** BEGIN **
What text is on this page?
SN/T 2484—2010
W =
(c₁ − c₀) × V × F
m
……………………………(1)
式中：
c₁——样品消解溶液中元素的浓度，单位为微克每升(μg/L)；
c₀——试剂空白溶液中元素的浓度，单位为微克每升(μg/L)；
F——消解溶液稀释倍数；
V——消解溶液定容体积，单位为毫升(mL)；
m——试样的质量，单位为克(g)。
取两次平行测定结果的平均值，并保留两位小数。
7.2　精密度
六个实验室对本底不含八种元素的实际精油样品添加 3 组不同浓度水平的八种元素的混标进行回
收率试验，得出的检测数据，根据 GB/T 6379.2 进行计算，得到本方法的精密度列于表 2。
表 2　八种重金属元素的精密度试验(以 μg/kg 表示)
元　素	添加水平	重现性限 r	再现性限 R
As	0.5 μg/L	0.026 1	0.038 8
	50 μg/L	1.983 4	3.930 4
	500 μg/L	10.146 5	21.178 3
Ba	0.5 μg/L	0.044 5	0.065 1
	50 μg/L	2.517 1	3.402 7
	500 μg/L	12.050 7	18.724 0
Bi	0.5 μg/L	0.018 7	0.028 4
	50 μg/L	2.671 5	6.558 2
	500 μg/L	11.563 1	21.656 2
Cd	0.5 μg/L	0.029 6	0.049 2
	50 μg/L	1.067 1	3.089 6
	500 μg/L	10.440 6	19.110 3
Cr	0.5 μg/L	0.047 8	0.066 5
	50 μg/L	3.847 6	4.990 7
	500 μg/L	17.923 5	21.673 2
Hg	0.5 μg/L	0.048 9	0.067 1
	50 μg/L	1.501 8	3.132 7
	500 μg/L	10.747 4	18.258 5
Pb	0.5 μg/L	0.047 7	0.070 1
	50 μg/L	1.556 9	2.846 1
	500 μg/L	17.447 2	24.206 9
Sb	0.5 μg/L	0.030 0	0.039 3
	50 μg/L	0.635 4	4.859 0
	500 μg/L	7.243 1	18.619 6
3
** END **
(What you need to do): Pull out every line holding "单位为微克每升" from the records above, and copy it.

(Expected output):
c₁——样品消解溶液中元素的浓度，单位为微克每升(μg/L)；
c₀——试剂空白溶液中元素的浓度，单位为微克每升(μg/L)；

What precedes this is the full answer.